**Data extracted from a collection:**
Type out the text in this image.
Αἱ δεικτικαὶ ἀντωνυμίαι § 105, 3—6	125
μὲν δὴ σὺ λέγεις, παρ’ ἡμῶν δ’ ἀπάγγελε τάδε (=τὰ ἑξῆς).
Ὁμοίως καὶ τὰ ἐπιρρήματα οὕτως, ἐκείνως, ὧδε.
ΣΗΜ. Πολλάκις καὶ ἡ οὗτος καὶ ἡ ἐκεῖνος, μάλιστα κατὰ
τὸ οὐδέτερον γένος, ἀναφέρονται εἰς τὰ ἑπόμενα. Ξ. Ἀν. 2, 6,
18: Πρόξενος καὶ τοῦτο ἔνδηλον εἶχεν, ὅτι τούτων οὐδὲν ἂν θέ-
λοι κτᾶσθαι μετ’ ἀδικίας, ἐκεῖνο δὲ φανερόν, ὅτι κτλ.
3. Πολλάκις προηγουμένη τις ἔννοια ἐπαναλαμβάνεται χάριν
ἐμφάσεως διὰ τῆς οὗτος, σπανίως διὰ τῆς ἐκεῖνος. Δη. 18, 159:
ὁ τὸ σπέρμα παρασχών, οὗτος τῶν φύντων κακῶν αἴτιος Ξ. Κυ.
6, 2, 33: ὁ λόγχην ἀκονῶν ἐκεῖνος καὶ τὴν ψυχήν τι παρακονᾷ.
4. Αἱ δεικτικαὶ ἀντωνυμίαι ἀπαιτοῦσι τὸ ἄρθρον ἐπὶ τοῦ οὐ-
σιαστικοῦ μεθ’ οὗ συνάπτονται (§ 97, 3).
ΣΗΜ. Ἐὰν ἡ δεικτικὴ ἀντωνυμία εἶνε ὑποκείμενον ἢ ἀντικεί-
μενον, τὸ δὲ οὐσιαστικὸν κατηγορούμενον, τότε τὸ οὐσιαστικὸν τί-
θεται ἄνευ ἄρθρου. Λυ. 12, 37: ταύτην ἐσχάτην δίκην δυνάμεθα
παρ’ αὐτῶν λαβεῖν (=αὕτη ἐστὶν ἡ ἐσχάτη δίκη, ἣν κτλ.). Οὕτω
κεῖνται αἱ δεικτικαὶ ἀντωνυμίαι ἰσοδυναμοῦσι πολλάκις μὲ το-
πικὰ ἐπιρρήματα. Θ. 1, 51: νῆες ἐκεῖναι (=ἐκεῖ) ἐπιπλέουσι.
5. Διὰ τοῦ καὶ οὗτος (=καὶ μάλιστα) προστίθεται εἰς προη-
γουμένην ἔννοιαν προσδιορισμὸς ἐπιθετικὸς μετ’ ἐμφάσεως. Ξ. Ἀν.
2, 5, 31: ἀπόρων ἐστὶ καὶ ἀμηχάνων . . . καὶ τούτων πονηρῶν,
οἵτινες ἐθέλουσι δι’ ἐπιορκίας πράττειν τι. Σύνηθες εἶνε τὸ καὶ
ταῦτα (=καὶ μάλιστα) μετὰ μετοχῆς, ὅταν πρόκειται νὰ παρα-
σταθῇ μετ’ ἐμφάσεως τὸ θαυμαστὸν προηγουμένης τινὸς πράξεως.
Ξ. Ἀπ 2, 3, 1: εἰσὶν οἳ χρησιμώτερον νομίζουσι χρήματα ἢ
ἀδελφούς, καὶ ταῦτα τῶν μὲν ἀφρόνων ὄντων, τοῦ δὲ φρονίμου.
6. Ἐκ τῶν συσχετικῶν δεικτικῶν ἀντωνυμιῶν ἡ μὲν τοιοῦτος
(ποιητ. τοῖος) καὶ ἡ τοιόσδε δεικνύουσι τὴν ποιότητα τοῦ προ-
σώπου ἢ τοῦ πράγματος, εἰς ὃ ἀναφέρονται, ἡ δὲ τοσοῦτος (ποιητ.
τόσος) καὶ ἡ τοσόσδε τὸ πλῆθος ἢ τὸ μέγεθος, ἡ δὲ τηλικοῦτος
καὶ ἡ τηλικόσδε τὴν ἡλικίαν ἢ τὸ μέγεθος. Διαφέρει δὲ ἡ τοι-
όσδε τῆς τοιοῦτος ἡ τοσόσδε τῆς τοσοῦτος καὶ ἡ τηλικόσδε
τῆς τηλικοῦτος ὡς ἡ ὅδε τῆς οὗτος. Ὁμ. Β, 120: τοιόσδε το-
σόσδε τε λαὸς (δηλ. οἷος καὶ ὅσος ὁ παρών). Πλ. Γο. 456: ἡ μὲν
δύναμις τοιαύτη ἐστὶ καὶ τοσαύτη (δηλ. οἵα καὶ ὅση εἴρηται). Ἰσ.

...

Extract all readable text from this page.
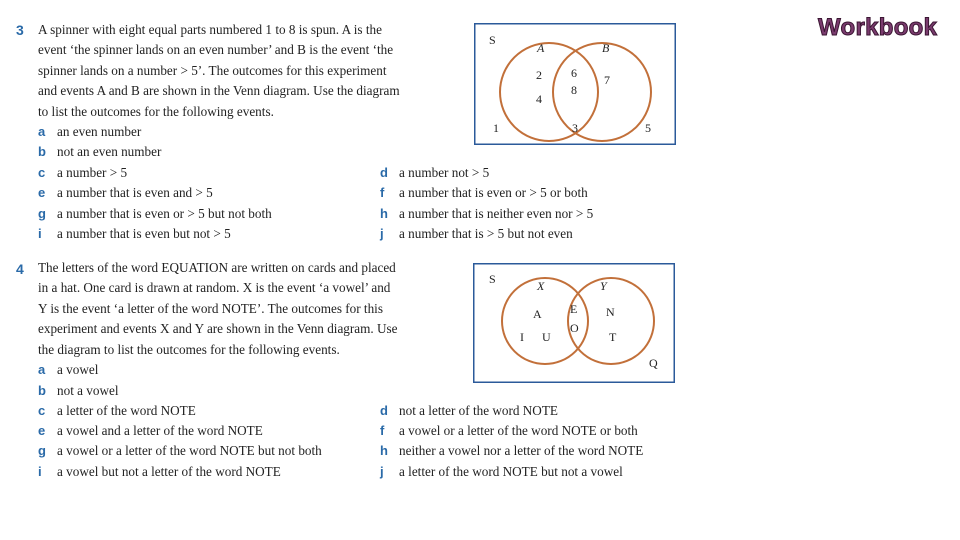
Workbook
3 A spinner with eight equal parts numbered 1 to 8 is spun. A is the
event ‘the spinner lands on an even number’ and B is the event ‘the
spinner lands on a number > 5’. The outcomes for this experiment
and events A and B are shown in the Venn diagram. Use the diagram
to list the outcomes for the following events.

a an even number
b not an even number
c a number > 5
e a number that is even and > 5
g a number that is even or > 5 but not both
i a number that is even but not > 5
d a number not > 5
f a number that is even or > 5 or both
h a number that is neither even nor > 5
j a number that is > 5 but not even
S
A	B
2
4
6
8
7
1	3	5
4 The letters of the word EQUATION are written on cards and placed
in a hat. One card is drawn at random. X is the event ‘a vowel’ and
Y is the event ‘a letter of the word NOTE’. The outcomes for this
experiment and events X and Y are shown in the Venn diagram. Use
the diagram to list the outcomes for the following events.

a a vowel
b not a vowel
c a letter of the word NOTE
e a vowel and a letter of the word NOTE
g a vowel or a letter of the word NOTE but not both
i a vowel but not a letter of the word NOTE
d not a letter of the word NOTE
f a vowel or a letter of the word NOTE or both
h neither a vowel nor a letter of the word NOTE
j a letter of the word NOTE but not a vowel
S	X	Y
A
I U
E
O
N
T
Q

**GIVEN TASK:**
Scan the material above for the string "ἐκεῖνος" and return the lines that hold it.

**RESULT FOR THIS TASK:**
ΣΗΜ. Πολλάκις καὶ ἡ οὗτος καὶ ἡ ἐκεῖνος, μάλιστα κατὰ
ἐμφάσεως διὰ τῆς οὗτος, σπανίως διὰ τῆς ἐκεῖνος. Δη. 18, 159:
6, 2, 33: ὁ λόγχην ἀκονῶν ἐκεῖνος καὶ τὴν ψυχήν τι παρακονᾷ.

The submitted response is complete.